● **Provided records**:
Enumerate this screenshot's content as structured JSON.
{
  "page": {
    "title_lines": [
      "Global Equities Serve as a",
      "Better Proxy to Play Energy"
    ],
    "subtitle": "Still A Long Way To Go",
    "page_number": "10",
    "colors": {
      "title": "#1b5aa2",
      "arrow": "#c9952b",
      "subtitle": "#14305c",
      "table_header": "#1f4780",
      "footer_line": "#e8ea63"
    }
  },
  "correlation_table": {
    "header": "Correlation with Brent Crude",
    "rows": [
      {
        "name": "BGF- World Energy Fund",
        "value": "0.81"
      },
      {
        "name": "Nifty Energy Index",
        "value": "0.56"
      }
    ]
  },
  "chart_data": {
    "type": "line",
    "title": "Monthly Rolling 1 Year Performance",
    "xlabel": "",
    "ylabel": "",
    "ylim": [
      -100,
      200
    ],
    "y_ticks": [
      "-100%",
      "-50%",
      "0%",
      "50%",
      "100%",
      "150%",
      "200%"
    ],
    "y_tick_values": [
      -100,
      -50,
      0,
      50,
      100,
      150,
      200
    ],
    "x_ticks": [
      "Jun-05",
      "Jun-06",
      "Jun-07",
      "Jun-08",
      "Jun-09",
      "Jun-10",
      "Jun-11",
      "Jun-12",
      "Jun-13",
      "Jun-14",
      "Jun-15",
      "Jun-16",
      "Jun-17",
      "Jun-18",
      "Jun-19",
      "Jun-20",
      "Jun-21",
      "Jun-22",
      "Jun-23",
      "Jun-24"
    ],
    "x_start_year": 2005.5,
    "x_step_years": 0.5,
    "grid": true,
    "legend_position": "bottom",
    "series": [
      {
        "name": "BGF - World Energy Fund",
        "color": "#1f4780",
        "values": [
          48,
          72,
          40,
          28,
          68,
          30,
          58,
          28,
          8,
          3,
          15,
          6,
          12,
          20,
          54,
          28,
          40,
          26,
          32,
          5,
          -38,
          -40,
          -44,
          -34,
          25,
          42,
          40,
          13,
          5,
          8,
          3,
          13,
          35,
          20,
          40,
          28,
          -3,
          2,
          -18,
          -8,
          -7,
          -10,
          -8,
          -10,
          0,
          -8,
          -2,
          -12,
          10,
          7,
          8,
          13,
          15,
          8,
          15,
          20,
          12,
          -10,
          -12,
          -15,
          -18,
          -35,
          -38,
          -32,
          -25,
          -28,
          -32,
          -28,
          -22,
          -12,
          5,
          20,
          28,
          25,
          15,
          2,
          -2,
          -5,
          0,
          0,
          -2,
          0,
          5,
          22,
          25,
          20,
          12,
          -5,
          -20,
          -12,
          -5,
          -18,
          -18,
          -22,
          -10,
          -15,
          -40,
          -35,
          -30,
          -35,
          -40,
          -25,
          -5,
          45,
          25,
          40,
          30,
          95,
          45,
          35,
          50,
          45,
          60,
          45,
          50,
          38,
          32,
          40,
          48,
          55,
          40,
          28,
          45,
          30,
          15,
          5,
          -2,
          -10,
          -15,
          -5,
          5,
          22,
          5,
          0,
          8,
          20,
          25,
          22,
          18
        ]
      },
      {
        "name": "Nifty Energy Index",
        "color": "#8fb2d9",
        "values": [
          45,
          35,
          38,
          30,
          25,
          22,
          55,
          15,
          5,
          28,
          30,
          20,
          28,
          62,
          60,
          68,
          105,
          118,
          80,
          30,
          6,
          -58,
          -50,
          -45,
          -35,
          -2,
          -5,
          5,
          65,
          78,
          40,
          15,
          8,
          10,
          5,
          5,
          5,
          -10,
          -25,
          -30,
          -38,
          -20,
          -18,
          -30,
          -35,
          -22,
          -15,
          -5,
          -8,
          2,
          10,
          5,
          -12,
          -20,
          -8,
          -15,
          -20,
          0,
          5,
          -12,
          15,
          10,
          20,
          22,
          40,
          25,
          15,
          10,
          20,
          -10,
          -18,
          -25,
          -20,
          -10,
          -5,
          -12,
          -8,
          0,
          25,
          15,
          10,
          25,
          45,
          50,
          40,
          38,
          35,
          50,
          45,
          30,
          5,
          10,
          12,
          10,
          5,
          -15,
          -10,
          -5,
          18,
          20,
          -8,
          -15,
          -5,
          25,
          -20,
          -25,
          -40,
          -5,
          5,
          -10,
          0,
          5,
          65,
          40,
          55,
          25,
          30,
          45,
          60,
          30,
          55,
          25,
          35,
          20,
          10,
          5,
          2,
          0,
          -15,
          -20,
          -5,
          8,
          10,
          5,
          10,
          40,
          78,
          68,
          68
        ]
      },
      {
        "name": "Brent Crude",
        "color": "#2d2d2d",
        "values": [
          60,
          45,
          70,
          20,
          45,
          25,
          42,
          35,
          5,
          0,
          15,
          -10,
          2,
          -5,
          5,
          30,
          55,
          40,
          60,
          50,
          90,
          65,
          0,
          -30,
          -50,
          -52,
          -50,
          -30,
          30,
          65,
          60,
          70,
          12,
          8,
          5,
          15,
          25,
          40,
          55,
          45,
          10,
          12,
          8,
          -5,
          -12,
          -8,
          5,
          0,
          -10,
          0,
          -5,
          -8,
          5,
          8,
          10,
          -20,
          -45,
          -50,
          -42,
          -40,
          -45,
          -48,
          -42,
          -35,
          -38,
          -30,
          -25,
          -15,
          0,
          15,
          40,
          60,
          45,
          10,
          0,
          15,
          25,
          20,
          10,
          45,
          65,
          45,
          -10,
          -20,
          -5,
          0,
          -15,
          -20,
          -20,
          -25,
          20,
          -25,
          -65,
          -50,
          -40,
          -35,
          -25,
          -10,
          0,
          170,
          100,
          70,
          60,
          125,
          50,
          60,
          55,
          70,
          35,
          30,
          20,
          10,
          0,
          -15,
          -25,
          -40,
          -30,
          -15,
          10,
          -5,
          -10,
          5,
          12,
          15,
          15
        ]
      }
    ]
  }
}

● **What the exercise asks**:
Read the entries and pick out all lines that include the word "name".

● **Task answer**:
        "name": "BGF- World Energy Fund",
        "name": "Nifty Energy Index",
        "name": "BGF - World Energy Fund",
        "name": "Nifty Energy Index",
        "name": "Brent Crude",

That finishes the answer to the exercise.